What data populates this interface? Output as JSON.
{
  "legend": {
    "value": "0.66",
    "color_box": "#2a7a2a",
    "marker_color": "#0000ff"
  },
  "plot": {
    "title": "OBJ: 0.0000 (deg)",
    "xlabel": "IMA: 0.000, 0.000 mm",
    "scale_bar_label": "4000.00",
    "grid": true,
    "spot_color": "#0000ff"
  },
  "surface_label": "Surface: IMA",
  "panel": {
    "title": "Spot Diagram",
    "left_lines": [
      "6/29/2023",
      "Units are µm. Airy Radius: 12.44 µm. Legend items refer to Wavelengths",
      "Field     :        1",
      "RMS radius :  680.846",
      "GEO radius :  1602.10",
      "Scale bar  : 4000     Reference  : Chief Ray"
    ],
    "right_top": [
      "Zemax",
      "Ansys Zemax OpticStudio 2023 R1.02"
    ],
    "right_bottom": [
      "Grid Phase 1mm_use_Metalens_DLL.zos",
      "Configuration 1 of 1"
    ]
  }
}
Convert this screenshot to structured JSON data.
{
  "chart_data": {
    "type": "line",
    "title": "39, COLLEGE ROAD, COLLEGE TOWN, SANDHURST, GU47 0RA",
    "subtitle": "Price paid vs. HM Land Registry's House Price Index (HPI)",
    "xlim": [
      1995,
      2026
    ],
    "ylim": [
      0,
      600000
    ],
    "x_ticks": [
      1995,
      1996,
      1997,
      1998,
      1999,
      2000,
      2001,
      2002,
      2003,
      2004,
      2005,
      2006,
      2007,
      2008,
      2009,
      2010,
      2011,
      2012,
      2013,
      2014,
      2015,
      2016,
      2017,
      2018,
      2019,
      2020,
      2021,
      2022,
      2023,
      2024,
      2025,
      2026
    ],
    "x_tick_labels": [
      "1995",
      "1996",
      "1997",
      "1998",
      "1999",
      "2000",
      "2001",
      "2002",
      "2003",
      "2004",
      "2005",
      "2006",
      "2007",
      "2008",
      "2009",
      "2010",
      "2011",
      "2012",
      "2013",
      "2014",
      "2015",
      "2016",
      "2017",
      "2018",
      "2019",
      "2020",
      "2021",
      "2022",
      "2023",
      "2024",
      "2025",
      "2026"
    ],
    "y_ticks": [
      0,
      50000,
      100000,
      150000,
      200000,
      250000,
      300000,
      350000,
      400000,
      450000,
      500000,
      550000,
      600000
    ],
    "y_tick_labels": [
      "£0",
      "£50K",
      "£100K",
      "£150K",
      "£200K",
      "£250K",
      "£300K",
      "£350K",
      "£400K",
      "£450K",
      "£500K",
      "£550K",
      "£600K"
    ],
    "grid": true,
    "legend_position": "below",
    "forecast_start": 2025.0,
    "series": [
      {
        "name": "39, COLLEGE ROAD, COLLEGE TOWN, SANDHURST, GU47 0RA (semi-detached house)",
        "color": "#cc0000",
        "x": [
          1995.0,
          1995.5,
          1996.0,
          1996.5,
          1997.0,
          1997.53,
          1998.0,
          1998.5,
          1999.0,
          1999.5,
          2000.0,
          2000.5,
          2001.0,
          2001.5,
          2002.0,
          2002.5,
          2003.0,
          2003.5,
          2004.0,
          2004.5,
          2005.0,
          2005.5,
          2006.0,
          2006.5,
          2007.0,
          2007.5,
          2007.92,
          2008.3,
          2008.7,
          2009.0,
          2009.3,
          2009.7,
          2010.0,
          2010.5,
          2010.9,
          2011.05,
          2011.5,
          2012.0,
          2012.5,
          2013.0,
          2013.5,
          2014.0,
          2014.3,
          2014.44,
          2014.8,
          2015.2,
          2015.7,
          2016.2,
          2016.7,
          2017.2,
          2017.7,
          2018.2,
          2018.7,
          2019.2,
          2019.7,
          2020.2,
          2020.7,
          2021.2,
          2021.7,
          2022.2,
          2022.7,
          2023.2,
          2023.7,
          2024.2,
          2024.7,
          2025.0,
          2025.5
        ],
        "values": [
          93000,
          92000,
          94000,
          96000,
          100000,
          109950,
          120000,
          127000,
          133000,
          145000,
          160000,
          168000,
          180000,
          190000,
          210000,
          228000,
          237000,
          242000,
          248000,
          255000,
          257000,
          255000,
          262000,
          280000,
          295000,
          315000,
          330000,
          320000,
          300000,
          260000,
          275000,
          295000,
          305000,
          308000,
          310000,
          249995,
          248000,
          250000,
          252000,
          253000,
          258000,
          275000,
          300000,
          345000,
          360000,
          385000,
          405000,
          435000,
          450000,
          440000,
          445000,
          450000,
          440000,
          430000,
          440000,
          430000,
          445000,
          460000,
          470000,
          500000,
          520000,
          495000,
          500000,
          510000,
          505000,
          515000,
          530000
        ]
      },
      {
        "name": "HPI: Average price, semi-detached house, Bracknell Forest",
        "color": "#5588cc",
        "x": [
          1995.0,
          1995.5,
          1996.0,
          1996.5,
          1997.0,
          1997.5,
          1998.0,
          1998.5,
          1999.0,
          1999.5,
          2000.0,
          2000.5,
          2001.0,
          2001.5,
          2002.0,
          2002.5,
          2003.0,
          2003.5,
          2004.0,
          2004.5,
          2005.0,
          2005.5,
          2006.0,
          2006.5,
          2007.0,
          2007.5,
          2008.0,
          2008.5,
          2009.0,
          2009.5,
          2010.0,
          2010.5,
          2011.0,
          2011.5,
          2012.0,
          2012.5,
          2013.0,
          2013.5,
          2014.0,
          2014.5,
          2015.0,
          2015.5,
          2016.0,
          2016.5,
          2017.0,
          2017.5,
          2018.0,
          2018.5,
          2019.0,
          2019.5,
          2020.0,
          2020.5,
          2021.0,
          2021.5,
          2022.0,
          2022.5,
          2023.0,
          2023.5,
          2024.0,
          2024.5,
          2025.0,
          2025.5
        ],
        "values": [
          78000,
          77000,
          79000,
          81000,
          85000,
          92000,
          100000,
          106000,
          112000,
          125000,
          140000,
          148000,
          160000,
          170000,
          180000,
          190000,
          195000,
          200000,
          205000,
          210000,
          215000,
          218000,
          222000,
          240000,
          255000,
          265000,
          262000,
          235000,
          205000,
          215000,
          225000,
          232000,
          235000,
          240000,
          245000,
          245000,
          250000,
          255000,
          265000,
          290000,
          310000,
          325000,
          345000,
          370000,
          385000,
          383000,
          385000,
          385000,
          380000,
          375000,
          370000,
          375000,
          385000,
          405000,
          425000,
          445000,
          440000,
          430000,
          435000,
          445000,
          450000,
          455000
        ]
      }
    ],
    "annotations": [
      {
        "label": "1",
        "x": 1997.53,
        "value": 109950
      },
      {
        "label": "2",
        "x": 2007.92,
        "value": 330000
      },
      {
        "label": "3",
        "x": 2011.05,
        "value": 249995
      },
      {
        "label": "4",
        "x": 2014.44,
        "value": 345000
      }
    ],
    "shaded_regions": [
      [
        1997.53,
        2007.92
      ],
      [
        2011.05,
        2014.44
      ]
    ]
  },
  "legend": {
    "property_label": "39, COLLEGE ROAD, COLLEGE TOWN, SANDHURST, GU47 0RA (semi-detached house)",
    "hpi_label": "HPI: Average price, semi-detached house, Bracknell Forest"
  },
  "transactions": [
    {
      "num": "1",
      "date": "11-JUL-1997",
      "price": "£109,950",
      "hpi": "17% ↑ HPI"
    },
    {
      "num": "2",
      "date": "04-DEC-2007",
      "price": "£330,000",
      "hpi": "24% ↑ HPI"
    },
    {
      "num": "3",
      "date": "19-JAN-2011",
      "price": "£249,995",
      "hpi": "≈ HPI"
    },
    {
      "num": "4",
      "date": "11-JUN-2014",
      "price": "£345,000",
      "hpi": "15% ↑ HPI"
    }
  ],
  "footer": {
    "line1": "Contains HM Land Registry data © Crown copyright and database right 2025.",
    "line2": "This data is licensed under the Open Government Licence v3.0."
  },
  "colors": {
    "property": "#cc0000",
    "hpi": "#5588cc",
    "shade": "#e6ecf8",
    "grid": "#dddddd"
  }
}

******

• **To do**
Only the count is wanted: report how many lines of the material above hold the word "Forest".

• **Exercise result**
2